● **WHAT YOU SHOULD DO**
Please copy every line of the records below that holds the word "page".

● **RECORD EXCERPTS**
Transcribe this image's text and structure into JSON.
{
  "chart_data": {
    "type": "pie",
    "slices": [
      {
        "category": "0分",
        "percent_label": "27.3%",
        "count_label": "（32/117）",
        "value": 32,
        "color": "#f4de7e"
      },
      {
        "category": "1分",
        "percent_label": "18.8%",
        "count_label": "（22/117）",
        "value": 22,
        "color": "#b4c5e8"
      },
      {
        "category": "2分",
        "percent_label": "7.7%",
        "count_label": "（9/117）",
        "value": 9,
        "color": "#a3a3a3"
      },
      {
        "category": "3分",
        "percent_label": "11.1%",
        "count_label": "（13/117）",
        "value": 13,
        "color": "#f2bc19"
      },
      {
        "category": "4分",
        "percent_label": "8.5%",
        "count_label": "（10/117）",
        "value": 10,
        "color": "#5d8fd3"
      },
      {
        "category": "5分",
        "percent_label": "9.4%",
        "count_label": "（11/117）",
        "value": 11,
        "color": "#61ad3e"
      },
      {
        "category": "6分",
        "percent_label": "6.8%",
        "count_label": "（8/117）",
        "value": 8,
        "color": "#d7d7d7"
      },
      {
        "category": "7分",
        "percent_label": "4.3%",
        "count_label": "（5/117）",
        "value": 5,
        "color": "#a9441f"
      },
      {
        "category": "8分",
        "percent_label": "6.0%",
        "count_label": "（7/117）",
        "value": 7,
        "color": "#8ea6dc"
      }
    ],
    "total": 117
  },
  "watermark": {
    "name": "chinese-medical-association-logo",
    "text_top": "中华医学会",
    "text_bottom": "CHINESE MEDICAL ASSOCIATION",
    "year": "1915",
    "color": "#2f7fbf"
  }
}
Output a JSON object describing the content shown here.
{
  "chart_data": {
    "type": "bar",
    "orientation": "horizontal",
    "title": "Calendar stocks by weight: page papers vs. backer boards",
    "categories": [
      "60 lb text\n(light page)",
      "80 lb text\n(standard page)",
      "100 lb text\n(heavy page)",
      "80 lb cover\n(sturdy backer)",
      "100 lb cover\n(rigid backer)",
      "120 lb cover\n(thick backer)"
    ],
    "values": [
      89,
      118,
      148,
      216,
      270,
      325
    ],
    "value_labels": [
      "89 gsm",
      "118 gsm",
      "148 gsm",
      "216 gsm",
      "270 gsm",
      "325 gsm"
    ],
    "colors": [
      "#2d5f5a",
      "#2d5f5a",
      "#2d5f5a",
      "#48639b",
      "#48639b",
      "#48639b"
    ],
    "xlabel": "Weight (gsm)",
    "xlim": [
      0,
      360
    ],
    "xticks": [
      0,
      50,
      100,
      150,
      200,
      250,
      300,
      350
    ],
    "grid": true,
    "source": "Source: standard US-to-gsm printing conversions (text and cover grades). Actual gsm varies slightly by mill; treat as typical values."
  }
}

● **THE SOLUTION**
    "title": "Calendar stocks by weight: page papers vs. backer boards",
      "60 lb text\n(light page)",
      "80 lb text\n(standard page)",
      "100 lb text\n(heavy page)",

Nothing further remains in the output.